▶ _Exercise description_
Repeat the material exactly, leaving nothing out.

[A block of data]
......

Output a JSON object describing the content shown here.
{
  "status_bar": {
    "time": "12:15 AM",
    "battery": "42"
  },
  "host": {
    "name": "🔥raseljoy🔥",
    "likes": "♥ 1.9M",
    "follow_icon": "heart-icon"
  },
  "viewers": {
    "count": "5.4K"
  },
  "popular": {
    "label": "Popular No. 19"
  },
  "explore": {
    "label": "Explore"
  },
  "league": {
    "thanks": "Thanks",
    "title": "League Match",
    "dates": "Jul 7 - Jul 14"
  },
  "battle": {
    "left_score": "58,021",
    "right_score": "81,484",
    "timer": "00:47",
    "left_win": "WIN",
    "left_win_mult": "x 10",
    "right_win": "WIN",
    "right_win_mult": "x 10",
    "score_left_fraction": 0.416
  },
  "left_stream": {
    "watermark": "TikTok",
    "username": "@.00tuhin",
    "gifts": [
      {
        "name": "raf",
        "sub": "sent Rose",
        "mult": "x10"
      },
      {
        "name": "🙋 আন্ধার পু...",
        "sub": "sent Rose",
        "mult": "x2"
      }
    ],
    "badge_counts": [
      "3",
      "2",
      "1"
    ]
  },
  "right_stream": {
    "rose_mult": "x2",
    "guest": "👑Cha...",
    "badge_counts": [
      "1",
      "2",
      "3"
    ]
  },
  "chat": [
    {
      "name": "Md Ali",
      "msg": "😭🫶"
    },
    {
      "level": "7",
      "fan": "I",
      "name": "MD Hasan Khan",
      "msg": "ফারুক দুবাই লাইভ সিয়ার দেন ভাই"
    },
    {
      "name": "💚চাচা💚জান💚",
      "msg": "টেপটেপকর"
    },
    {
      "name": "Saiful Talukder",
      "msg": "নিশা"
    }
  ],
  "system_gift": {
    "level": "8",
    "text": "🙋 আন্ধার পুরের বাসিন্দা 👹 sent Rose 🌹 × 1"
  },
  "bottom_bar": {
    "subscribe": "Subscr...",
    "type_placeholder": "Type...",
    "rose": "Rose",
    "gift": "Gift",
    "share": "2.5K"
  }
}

......

▶ _Answer to this task_
Output a JSON object describing the content shown here.
{
  "status_bar": {
    "time": "12:15 AM",
    "battery": "42"
  },
  "host": {
    "name": "🔥raseljoy🔥",
    "likes": "♥ 1.9M",
    "follow_icon": "heart-icon"
  },
  "viewers": {
    "count": "5.4K"
  },
  "popular": {
    "label": "Popular No. 19"
  },
  "explore": {
    "label": "Explore"
  },
  "league": {
    "thanks": "Thanks",
    "title": "League Match",
    "dates": "Jul 7 - Jul 14"
  },
  "battle": {
    "left_score": "58,021",
    "right_score": "81,484",
    "timer": "00:47",
    "left_win": "WIN",
    "left_win_mult": "x 10",
    "right_win": "WIN",
    "right_win_mult": "x 10",
    "score_left_fraction": 0.416
  },
  "left_stream": {
    "watermark": "TikTok",
    "username": "@.00tuhin",
    "gifts": [
      {
        "name": "raf",
        "sub": "sent Rose",
        "mult": "x10"
      },
      {
        "name": "🙋 আন্ধার পু...",
        "sub": "sent Rose",
        "mult": "x2"
      }
    ],
    "badge_counts": [
      "3",
      "2",
      "1"
    ]
  },
  "right_stream": {
    "rose_mult": "x2",
    "guest": "👑Cha...",
    "badge_counts": [
      "1",
      "2",
      "3"
    ]
  },
  "chat": [
    {
      "name": "Md Ali",
      "msg": "😭🫶"
    },
    {
      "level": "7",
      "fan": "I",
      "name": "MD Hasan Khan",
      "msg": "ফারুক দুবাই লাইভ সিয়ার দেন ভাই"
    },
    {
      "name": "💚চাচা💚জান💚",
      "msg": "টেপটেপকর"
    },
    {
      "name": "Saiful Talukder",
      "msg": "নিশা"
    }
  ],
  "system_gift": {
    "level": "8",
    "text": "🙋 আন্ধার পুরের বাসিন্দা 👹 sent Rose 🌹 × 1"
  },
  "bottom_bar": {
    "subscribe": "Subscr...",
    "type_placeholder": "Type...",
    "rose": "Rose",
    "gift": "Gift",
    "share": "2.5K"
  }
}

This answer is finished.